=== Exercise requirements ===
Quote the stretch from "Now we can find" through "a second way..." in the thread on putting 1/(1+i) in polar form.

=== Document extract ===
++++++++++++++++++++

# Solve 1/1+i in polar form ?

Mar 28, 2018

$\frac{1}{1 + i} = \frac{\sqrt{2}}{2} \left[\cos \left(- \frac{\pi}{4}\right) + i \sin \left(- \frac{\pi}{4}\right)\right]$

#### Explanation:

$\frac{1}{1 + i}$

and express the result in the form $r \left[\cos \theta + i \sin \theta\right]$.

First convert the numerator and denominator to polar form.

$\frac{1}{1 + i} = \frac{1 \left[\cos \left(0\right) + i \sin \left(0\right)\right]}{\sqrt{2} \left[\cos \left(\frac{\pi}{4}\right) + i \sin \left(\frac{\pi}{4}\right)\right]}$

Now we can find the result like so:

$\Rightarrow \frac{1}{\sqrt{2}} \left[\cos \left(0 - \frac{\pi}{4}\right) + i \sin \left(0 - \frac{\pi}{4}\right)\right]$

$\Rightarrow \frac{\sqrt{2}}{2} \left[\cos \left(- \frac{\pi}{4}\right) + i \sin \left(- \frac{\pi}{4}\right)\right]$

Mar 28, 2018

1/sqrt(2)(cos(-1/4pi)+isin(-1/4pi)

#### Explanation:

The method Sharkbasket used is completly right, this is just a second way...
$\frac{1}{1 + i} \to$
$\text{Expand the fraction by} \left(1 - i\right)$
$\text{to get rid of the i in the denominator}$

$\frac{1 \cdot \left(1 - i\right)}{\left(1 + i\right) \left(1 - i\right)} = \frac{1 - i}{{1}^{2} - {i}^{2}} = \frac{1 - i}{2} = \frac{1}{2} - \frac{i}{2}$

From here on it is basicly the same...

$r = \sqrt{{\left(\frac{1}{2}\right)}^{2} + {\left(\frac{1}{2}\right)}^{2}} = \sqrt{\frac{2}{4}} = \frac{1}{\sqrt{2}}$
$\theta = {\tan}^{-} 1 \left(\frac{\frac{1}{2}}{- \frac{1}{2}}\right) = {\tan}^{-} 1 \left(- 1\right) = - \frac{1}{4} \pi$

1/sqrt(2)(cos(-1/4pi)+isin(-1/4pi)

Mar 28, 2018

see a solution process below;

#### Explanation:

$\frac{1}{1} + i$

$1$ in polar form $= 1 \left(\cos 0 + i \sin 0\right)$

Where;

$1 = r = \sqrt{1 + 0} = 1$

theta = tan-¹0 =0

r=√(1+1) =√2

theta = tan-¹(1/1)=45

Now;

$\frac{1}{1} + i = \frac{1 \left(\cos 0 + i \sin 0\right)}{\sqrt{2} \left(\cos 45 + i \sin 45\right)}$

By complex analysis we have;

$\frac{1}{\sqrt{2}} \left[\cos \left(0 - 45\right) + i \sin \left(0 - 45\right)\right]$

Therefore;

$\frac{1}{1} + i = \frac{\sqrt{2}}{2} \left[\cos 45 - i \sin 45\right]$

Note: $\cos \left(- \theta\right) = \cos \theta$

++++++++++++++++++++

=== Provided records ===
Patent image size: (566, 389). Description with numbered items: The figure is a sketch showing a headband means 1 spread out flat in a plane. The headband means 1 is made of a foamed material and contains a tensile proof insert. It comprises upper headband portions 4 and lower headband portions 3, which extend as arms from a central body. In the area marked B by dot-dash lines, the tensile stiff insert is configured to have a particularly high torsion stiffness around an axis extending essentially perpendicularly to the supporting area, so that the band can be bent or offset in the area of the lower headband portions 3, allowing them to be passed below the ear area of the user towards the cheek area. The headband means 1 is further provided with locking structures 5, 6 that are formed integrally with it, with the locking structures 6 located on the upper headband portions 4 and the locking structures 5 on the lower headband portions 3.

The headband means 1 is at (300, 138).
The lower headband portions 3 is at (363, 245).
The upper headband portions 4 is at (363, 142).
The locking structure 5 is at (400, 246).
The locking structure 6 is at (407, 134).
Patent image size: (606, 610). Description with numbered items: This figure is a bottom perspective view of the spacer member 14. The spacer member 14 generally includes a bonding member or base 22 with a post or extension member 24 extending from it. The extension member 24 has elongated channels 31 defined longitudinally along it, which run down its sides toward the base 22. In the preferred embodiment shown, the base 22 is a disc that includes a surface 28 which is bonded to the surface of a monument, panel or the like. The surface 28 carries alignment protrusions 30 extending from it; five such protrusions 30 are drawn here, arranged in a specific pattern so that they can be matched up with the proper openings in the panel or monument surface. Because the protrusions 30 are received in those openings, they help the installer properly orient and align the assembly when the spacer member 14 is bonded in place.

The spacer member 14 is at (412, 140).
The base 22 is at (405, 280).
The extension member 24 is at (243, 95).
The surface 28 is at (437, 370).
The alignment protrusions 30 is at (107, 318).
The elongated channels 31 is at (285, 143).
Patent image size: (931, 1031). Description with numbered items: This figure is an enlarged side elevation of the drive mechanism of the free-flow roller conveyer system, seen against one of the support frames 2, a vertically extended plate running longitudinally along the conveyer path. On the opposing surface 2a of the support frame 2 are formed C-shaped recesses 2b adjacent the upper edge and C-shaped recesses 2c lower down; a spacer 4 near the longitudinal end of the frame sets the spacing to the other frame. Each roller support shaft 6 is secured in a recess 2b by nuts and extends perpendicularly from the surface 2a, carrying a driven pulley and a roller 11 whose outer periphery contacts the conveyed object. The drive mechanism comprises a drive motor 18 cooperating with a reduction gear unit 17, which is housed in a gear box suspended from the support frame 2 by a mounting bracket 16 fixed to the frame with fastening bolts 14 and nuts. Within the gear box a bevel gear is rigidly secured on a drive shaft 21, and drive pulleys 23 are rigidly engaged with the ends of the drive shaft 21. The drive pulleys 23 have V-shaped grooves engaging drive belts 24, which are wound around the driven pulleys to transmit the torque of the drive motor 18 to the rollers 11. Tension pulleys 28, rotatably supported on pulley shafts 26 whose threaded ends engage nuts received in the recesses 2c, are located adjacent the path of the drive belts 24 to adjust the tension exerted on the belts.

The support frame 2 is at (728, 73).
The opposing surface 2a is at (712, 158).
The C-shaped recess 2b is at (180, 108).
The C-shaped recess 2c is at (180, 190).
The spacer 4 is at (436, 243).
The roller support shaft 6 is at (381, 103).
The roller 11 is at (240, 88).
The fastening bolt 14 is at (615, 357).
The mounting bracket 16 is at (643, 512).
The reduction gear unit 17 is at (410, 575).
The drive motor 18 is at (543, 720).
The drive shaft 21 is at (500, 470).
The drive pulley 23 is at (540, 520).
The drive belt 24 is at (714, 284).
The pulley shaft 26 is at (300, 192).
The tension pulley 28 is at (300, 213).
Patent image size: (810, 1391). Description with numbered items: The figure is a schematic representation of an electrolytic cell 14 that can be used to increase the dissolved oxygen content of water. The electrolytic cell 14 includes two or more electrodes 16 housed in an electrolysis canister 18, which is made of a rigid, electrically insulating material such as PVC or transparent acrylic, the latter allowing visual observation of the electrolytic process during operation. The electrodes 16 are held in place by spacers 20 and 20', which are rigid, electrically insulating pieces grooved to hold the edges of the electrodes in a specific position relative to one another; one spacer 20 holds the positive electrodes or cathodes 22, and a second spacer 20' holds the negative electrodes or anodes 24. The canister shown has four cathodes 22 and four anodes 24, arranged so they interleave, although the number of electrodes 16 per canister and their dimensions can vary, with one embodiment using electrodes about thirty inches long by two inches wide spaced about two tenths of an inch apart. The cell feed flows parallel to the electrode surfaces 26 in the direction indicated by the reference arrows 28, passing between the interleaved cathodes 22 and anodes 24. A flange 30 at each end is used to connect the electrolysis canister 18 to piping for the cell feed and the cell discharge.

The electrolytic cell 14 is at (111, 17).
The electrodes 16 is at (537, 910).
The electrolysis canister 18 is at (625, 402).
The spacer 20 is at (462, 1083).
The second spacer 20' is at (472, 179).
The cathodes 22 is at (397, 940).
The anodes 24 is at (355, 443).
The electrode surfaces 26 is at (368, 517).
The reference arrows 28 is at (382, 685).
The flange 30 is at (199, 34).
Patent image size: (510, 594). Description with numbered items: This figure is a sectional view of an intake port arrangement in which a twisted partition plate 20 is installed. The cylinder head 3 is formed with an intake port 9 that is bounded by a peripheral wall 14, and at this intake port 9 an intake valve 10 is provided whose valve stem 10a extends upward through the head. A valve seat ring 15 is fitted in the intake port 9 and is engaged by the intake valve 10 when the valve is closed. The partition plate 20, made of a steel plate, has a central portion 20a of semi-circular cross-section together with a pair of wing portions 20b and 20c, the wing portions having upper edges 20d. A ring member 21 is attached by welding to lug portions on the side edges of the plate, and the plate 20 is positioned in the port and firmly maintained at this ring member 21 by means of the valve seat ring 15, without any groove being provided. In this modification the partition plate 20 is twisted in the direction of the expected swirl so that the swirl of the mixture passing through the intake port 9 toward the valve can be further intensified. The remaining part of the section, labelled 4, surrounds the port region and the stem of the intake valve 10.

++++++++++++++++++++

=== Right answer ===
Now we can find the result like so:

$\Rightarrow \frac{1}{\sqrt{2}} \left[\cos \left(0 - \frac{\pi}{4}\right) + i \sin \left(0 - \frac{\pi}{4}\right)\right]$

$\Rightarrow \frac{\sqrt{2}}{2} \left[\cos \left(- \frac{\pi}{4}\right) + i \sin \left(- \frac{\pi}{4}\right)\right]$

Mar 28, 2018

1/sqrt(2)(cos(-1/4pi)+isin(-1/4pi)

#### Explanation:

The method Sharkbasket used is completly right, this is just a second way...